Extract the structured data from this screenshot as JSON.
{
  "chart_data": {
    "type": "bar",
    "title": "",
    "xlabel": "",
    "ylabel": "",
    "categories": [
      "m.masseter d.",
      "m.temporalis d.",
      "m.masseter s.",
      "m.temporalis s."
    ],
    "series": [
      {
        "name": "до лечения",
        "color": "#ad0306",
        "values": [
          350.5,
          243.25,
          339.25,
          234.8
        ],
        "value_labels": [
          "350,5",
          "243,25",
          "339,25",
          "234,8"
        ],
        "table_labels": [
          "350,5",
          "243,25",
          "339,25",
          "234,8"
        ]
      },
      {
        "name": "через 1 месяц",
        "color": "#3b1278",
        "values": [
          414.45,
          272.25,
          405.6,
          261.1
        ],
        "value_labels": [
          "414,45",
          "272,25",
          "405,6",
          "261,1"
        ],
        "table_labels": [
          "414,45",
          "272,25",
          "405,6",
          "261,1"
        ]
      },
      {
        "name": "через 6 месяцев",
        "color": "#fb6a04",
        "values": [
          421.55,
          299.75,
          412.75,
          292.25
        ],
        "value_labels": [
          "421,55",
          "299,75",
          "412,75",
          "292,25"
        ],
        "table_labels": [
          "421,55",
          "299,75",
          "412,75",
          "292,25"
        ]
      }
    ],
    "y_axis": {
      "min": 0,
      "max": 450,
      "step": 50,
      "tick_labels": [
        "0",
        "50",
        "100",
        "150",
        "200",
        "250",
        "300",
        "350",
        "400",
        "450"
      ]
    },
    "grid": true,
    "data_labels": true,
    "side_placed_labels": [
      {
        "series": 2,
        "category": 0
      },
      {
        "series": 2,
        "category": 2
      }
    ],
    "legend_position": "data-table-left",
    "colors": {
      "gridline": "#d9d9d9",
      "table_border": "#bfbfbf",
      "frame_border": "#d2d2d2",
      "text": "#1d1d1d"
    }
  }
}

## Directions for this task
Repeat the data verbatim.

## Answer to this exercise
Extract the structured data from this screenshot as JSON.
{
  "chart_data": {
    "type": "bar",
    "title": "",
    "xlabel": "",
    "ylabel": "",
    "categories": [
      "m.masseter d.",
      "m.temporalis d.",
      "m.masseter s.",
      "m.temporalis s."
    ],
    "series": [
      {
        "name": "до лечения",
        "color": "#ad0306",
        "values": [
          350.5,
          243.25,
          339.25,
          234.8
        ],
        "value_labels": [
          "350,5",
          "243,25",
          "339,25",
          "234,8"
        ],
        "table_labels": [
          "350,5",
          "243,25",
          "339,25",
          "234,8"
        ]
      },
      {
        "name": "через 1 месяц",
        "color": "#3b1278",
        "values": [
          414.45,
          272.25,
          405.6,
          261.1
        ],
        "value_labels": [
          "414,45",
          "272,25",
          "405,6",
          "261,1"
        ],
        "table_labels": [
          "414,45",
          "272,25",
          "405,6",
          "261,1"
        ]
      },
      {
        "name": "через 6 месяцев",
        "color": "#fb6a04",
        "values": [
          421.55,
          299.75,
          412.75,
          292.25
        ],
        "value_labels": [
          "421,55",
          "299,75",
          "412,75",
          "292,25"
        ],
        "table_labels": [
          "421,55",
          "299,75",
          "412,75",
          "292,25"
        ]
      }
    ],
    "y_axis": {
      "min": 0,
      "max": 450,
      "step": 50,
      "tick_labels": [
        "0",
        "50",
        "100",
        "150",
        "200",
        "250",
        "300",
        "350",
        "400",
        "450"
      ]
    },
    "grid": true,
    "data_labels": true,
    "side_placed_labels": [
      {
        "series": 2,
        "category": 0
      },
      {
        "series": 2,
        "category": 2
      }
    ],
    "legend_position": "data-table-left",
    "colors": {
      "gridline": "#d9d9d9",
      "table_border": "#bfbfbf",
      "frame_border": "#d2d2d2",
      "text": "#1d1d1d"
    }
  }
}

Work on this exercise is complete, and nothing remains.